(Supplied data Opens)
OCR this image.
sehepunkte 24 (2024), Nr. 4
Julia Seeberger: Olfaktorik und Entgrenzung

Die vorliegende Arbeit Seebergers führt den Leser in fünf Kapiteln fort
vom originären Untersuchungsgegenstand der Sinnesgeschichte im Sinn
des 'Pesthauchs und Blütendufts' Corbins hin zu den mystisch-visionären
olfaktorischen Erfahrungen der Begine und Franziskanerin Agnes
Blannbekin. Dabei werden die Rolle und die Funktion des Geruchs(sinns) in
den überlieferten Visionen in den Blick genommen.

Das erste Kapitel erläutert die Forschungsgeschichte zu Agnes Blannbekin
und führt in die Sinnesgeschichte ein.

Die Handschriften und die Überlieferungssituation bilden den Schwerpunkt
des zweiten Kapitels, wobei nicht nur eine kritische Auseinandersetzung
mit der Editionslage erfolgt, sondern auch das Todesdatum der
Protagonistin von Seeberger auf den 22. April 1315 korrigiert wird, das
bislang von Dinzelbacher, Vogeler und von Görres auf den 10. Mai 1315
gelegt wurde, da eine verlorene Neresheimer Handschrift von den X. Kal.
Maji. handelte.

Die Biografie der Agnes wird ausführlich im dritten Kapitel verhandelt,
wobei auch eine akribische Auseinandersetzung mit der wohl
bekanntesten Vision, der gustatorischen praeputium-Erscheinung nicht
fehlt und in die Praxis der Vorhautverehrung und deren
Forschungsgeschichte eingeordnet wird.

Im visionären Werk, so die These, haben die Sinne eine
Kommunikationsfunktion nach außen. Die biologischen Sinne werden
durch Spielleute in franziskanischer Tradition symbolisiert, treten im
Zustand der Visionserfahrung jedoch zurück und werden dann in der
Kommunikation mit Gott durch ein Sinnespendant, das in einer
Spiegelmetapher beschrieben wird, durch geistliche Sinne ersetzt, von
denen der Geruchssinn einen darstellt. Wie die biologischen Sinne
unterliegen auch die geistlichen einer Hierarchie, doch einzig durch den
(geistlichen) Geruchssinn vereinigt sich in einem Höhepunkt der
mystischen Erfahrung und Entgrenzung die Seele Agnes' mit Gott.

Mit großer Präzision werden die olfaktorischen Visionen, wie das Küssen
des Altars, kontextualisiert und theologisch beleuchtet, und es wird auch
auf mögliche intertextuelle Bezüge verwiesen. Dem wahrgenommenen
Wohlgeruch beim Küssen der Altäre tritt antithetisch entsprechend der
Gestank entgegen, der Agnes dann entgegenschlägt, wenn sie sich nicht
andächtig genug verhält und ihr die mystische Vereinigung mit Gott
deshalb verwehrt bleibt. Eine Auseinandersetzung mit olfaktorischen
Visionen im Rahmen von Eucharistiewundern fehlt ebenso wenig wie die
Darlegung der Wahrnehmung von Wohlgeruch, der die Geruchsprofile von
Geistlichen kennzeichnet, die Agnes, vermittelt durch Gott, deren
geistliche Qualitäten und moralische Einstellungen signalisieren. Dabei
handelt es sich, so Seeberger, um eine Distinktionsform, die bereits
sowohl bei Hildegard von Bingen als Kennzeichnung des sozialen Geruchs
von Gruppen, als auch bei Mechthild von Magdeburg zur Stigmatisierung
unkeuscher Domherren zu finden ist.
(Supplied data Closes)
**What this task involves:** In the lines above, find the word "Wohlgeruch" and copy each line that contains it.

**Solution for this task:**
Wohlgeruch beim Küssen der Altäre tritt antithetisch entsprechend der
Darlegung der Wahrnehmung von Wohlgeruch, der die Geruchsprofile von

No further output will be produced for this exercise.